Exercise objective:
Show all lines that include the string "caption"; copy each one.

>> Begin Material for the task

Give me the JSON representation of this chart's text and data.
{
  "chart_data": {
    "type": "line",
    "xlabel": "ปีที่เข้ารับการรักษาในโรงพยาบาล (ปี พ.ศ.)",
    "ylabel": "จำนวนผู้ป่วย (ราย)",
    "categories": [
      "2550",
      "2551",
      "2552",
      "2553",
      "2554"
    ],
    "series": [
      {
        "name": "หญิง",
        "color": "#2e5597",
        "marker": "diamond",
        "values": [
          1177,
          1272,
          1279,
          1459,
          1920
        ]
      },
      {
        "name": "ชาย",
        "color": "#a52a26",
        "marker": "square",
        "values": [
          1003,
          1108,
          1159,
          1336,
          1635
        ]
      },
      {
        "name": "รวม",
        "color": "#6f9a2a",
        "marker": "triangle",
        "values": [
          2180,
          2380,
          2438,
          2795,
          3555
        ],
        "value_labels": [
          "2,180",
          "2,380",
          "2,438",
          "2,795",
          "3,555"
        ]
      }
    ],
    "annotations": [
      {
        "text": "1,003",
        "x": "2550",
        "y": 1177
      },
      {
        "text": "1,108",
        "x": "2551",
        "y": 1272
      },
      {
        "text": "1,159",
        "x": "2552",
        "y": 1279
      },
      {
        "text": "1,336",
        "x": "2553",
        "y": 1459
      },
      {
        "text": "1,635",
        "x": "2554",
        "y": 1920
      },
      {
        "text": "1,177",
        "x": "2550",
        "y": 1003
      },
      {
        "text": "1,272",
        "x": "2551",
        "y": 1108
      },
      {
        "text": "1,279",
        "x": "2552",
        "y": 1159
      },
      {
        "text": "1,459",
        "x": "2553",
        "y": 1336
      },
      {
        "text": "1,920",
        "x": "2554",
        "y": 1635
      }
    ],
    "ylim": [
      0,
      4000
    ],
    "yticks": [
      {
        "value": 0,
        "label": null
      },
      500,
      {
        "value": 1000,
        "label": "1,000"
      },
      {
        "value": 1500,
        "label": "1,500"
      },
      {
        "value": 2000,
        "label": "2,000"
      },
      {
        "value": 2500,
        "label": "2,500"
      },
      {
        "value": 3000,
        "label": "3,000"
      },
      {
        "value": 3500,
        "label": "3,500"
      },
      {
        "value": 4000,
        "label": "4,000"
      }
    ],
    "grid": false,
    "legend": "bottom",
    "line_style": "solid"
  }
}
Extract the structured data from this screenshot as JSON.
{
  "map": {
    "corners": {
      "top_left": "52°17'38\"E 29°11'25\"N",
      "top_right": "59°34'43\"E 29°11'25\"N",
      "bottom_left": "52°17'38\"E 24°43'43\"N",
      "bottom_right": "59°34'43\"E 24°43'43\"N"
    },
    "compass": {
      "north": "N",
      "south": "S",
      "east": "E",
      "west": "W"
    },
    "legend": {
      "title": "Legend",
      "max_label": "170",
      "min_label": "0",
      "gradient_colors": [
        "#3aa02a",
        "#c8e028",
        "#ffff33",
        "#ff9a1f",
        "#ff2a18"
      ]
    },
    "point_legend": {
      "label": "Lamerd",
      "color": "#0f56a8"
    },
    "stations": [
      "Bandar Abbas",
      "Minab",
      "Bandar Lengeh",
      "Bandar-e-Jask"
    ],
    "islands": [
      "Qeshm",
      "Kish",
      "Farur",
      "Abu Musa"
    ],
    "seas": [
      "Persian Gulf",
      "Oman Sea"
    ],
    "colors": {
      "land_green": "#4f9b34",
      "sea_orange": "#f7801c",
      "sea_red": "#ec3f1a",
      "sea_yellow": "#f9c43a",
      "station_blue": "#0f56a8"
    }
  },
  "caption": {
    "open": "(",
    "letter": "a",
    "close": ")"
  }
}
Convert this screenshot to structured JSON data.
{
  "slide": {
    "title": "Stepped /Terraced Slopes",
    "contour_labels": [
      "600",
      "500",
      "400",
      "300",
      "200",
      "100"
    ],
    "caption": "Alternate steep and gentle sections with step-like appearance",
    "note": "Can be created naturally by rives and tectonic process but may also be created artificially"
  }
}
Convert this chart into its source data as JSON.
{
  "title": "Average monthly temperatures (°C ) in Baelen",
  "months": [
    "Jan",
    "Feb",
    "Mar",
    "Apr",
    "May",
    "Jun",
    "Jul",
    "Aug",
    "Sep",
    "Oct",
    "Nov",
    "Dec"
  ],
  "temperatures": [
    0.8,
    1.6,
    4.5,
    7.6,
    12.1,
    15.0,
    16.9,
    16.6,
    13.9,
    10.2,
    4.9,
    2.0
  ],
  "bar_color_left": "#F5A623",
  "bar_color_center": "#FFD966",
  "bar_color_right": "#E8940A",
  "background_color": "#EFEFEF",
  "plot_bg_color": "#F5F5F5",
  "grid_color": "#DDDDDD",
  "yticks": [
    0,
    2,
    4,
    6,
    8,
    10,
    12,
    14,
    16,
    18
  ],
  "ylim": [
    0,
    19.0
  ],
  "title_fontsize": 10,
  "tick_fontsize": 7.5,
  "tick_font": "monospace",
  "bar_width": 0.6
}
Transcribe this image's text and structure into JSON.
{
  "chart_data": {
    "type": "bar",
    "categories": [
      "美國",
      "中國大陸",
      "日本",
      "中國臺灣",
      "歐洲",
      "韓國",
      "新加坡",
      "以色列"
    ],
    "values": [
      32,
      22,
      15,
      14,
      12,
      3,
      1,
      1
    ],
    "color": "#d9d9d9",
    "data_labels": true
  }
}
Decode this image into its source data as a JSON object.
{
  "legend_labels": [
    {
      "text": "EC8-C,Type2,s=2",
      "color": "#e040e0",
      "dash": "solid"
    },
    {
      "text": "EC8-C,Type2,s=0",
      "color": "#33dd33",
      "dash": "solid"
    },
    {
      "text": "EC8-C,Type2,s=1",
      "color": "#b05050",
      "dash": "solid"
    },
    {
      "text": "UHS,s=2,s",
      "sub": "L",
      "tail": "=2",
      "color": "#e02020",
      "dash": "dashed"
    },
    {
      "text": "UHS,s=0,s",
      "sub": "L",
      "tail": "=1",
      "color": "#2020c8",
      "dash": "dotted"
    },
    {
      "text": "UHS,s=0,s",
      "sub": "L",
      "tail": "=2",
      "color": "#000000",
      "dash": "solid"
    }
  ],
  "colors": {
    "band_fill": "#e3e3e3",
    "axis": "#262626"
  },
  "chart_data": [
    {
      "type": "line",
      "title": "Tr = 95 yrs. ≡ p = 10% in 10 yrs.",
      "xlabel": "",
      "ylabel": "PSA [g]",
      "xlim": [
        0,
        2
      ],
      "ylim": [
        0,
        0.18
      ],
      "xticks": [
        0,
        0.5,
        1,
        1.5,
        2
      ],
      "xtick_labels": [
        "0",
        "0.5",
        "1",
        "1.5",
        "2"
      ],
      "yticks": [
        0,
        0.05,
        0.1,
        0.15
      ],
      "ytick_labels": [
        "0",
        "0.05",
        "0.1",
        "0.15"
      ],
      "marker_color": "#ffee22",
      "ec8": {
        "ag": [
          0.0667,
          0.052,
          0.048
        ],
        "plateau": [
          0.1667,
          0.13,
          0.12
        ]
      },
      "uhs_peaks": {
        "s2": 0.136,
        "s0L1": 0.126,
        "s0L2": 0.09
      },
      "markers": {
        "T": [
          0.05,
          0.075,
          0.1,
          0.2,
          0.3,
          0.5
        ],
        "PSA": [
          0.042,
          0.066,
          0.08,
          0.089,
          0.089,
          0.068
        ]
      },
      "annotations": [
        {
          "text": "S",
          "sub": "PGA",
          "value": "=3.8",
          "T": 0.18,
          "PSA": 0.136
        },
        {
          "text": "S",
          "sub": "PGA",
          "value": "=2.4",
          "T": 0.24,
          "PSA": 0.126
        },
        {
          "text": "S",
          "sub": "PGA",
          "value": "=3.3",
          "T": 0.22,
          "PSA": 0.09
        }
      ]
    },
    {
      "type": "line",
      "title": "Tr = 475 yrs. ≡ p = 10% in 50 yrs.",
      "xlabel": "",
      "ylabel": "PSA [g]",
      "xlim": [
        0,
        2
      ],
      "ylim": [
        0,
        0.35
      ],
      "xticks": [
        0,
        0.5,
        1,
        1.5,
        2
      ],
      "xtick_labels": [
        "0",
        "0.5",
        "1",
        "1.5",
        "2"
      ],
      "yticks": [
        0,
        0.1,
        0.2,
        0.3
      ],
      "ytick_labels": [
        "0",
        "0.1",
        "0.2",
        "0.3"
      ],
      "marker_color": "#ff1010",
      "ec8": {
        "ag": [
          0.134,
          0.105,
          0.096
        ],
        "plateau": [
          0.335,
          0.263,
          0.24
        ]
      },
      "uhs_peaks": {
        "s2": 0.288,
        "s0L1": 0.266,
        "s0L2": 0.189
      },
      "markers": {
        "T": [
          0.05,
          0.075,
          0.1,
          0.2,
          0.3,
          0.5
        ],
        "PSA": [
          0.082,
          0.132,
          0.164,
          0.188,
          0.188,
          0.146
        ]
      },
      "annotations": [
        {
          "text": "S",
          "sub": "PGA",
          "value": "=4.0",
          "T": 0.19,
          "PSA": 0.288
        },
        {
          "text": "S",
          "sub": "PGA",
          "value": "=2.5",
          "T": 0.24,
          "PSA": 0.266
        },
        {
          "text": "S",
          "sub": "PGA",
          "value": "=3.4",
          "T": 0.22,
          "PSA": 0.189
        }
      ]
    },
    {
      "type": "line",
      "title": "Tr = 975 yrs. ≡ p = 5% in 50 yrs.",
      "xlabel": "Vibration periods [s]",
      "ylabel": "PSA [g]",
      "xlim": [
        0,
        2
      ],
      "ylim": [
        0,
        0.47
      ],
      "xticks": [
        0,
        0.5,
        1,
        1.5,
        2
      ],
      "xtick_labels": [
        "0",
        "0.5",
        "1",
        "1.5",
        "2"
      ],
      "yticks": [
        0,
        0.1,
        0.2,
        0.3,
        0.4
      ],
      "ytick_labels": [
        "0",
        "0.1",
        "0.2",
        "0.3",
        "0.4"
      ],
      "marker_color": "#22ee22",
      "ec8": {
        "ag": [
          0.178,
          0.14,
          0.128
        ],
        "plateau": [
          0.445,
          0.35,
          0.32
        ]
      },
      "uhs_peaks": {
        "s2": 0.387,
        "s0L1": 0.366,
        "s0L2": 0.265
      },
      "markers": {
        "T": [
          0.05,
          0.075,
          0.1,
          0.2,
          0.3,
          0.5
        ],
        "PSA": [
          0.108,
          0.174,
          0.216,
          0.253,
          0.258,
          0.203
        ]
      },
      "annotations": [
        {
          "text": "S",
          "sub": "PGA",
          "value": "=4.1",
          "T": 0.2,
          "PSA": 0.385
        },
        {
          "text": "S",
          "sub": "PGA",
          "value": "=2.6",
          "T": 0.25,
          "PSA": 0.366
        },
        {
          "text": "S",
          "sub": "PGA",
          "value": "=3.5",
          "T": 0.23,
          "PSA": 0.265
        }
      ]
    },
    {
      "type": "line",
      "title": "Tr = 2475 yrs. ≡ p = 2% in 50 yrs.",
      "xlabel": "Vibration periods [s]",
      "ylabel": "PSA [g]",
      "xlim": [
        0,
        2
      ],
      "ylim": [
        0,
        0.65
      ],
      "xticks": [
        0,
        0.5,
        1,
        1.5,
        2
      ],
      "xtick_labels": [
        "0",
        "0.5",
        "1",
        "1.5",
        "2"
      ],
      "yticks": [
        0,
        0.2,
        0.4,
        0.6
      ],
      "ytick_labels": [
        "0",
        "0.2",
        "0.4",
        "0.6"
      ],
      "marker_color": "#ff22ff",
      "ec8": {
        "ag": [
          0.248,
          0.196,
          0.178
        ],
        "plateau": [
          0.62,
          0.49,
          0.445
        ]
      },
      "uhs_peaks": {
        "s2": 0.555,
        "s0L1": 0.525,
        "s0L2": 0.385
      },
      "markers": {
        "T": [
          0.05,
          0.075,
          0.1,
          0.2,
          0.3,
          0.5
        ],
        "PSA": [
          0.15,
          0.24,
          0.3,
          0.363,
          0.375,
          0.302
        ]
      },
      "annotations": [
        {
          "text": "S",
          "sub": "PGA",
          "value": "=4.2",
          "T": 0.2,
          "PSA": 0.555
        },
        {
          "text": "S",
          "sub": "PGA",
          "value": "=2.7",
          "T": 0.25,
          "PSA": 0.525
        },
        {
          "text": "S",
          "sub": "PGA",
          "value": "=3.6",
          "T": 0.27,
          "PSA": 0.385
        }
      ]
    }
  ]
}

>> End Material for the task

Response to this task:
  "caption": {
    "caption": "Alternate steep and gentle sections with step-like appearance",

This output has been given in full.